**PROBLEM TO WORK ON:** Exactly transcribe the span of lines from the one containing "Transcribe this image's" through the final line of the entries, inclusive, and nothing outside it. Exclude the pictures.
*** RECORDED INFORMATION
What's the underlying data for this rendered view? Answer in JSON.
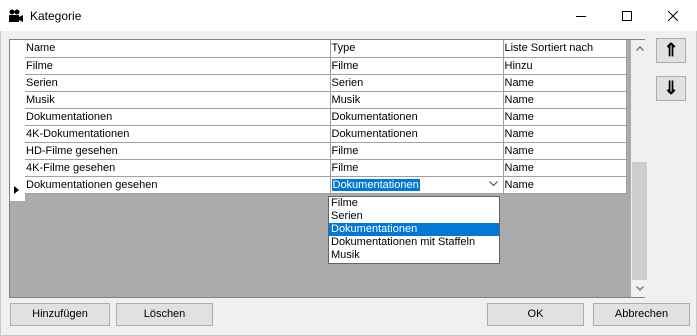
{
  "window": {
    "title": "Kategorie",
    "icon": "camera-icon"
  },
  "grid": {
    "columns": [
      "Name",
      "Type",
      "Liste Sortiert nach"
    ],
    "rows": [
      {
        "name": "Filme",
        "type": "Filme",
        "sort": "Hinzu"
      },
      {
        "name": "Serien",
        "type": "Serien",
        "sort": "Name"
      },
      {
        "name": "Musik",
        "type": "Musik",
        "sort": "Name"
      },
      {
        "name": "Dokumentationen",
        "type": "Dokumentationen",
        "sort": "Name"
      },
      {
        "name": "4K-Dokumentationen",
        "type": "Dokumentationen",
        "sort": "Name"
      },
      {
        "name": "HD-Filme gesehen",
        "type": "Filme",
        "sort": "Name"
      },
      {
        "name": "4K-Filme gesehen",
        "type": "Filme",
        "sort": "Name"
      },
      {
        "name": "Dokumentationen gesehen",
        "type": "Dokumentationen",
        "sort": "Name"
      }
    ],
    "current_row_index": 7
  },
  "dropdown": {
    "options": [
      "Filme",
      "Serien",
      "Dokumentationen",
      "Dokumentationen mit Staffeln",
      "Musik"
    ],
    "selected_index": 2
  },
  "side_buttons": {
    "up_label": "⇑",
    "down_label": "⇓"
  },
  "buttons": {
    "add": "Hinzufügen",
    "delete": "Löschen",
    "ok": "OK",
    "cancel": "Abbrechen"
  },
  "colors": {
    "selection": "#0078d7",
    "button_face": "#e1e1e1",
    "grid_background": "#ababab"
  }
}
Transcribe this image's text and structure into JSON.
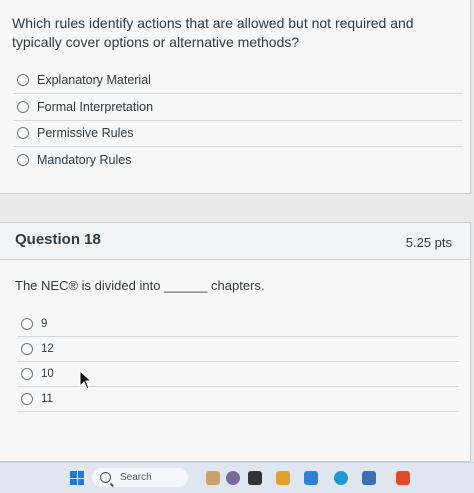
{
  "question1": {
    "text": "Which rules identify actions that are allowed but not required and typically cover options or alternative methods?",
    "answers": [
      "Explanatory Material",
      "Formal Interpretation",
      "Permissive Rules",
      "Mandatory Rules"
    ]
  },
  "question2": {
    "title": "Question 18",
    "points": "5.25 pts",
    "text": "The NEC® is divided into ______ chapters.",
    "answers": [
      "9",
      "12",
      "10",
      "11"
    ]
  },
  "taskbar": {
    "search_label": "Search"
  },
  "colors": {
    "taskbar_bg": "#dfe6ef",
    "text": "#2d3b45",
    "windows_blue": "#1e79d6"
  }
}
******
**ANSWER TO THE EXERCISE:**
Transcribe this image's text and structure into JSON.
{
  "question1": {
    "text": "Which rules identify actions that are allowed but not required and typically cover options or alternative methods?",
    "answers": [
      "Explanatory Material",
      "Formal Interpretation",
      "Permissive Rules",
      "Mandatory Rules"
    ]
  },
  "question2": {
    "title": "Question 18",
    "points": "5.25 pts",
    "text": "The NEC® is divided into ______ chapters.",
    "answers": [
      "9",
      "12",
      "10",
      "11"
    ]
  },
  "taskbar": {
    "search_label": "Search"
  },
  "colors": {
    "taskbar_bg": "#dfe6ef",
    "text": "#2d3b45",
    "windows_blue": "#1e79d6"
  }
}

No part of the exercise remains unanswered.